* [GIVEN PROBLEM]:
Gather every line that includes the word "Lead", please.

## Begin PROVIDED MATERIAL

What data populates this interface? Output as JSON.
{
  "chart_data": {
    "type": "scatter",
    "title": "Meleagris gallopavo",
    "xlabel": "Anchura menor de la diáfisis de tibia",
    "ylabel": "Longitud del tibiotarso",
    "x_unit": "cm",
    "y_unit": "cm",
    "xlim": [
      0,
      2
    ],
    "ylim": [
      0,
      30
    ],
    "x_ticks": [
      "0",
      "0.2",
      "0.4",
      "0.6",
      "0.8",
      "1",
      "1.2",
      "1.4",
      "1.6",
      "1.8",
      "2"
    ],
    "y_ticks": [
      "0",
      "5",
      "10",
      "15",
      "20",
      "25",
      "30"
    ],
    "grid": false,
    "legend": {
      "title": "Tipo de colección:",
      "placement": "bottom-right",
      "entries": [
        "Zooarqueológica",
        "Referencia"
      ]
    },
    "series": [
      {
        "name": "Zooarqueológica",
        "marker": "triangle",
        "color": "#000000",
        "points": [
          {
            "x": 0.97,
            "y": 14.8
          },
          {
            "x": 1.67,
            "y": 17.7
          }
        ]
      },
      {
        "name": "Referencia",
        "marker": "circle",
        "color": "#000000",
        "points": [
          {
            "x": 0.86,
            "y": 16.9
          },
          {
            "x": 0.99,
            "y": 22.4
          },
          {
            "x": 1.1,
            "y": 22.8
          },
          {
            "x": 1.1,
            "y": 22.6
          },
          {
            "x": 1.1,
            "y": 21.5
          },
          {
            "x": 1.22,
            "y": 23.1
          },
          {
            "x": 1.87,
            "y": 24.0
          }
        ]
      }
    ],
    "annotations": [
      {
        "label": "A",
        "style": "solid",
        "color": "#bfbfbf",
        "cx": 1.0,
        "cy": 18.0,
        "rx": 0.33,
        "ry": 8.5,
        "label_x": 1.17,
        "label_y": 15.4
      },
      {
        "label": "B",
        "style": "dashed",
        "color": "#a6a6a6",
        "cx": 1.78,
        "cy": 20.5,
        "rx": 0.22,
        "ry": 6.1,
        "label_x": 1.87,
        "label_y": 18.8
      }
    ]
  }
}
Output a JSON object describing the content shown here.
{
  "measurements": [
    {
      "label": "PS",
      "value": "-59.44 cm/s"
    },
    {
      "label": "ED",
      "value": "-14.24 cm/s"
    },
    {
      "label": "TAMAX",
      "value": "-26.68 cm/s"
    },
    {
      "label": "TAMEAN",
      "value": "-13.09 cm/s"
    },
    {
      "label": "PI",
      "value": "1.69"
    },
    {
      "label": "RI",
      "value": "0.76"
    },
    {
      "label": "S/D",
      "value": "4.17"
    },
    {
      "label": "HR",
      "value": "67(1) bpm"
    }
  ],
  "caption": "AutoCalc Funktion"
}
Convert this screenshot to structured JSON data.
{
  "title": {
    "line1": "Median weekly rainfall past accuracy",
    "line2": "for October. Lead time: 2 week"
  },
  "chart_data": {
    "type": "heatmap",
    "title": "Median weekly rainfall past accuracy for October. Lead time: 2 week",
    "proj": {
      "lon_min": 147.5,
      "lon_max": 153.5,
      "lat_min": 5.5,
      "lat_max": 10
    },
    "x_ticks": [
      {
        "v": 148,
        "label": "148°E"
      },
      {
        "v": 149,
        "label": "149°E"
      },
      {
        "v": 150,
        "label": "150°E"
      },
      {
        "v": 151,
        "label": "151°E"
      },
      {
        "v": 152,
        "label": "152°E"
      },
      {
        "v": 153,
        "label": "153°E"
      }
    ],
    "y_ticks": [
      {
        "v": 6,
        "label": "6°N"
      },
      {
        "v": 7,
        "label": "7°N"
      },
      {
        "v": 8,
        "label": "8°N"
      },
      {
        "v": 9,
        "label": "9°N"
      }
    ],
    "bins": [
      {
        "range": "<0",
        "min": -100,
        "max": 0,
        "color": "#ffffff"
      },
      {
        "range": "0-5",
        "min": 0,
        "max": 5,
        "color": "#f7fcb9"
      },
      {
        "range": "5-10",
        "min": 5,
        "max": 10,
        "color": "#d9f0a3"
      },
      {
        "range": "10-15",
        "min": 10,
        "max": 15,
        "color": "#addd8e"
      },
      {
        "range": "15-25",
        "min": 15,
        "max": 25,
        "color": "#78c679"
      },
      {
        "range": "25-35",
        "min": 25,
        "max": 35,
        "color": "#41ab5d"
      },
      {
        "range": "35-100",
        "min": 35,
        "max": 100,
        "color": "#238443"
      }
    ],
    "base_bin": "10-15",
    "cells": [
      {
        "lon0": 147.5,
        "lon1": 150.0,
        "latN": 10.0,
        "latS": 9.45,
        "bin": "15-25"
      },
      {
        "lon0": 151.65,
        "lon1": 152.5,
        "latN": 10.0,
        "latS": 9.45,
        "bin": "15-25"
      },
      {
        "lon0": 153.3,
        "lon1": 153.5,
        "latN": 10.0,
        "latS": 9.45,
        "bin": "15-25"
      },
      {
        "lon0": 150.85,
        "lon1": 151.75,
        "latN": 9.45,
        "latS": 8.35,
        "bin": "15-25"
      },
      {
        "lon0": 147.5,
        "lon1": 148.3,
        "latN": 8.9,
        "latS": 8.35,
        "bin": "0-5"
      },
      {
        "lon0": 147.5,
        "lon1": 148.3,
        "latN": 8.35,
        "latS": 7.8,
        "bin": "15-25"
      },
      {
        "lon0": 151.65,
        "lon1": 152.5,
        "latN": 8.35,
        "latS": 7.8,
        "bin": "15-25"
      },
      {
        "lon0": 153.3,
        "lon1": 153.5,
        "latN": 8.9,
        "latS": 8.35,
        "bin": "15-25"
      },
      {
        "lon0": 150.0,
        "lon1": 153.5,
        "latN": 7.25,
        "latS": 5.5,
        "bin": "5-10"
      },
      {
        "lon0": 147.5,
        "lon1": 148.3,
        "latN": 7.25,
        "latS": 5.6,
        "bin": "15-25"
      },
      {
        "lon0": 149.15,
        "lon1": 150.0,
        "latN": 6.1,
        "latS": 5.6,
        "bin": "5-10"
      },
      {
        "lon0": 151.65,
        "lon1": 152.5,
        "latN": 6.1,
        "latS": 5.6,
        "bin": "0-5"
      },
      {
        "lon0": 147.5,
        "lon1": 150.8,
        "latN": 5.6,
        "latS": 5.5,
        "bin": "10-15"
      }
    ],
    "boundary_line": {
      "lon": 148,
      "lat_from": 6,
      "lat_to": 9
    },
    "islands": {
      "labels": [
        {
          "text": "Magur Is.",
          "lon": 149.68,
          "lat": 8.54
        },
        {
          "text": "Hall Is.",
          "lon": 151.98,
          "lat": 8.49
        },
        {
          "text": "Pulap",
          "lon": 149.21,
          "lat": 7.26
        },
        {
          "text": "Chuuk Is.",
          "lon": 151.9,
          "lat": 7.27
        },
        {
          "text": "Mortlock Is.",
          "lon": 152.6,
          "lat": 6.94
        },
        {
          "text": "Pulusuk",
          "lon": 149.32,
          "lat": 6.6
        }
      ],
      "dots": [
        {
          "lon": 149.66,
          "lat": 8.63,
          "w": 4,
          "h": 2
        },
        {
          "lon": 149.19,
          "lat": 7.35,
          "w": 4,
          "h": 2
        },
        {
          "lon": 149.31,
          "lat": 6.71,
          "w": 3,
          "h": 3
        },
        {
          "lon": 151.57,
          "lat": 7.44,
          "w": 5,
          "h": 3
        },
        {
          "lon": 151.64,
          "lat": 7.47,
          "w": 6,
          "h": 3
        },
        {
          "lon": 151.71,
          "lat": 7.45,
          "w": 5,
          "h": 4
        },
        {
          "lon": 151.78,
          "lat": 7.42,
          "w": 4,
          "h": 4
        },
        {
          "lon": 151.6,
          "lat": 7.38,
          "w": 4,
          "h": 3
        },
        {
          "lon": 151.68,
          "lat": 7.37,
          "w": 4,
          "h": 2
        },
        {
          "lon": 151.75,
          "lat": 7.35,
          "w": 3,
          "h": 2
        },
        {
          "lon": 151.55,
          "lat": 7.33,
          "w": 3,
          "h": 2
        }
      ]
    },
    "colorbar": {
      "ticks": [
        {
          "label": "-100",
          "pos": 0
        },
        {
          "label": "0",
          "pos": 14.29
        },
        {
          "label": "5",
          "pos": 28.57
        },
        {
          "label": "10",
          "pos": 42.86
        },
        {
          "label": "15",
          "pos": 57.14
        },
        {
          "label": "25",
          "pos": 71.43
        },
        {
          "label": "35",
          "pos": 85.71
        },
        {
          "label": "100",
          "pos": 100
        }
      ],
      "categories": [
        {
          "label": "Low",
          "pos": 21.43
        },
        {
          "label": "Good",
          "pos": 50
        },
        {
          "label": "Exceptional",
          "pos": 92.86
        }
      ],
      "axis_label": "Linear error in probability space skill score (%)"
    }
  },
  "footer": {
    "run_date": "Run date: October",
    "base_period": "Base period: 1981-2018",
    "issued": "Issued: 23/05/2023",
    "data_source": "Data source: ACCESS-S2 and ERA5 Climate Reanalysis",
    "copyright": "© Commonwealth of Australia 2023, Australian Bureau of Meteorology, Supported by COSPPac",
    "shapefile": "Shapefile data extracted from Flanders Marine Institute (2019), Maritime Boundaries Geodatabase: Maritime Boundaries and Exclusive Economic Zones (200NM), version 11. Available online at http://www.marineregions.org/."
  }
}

## End PROVIDED MATERIAL

* [EXERCISE OUTPUT]:
    "line2": "for October. Lead time: 2 week"
    "title": "Median weekly rainfall past accuracy for October. Lead time: 2 week",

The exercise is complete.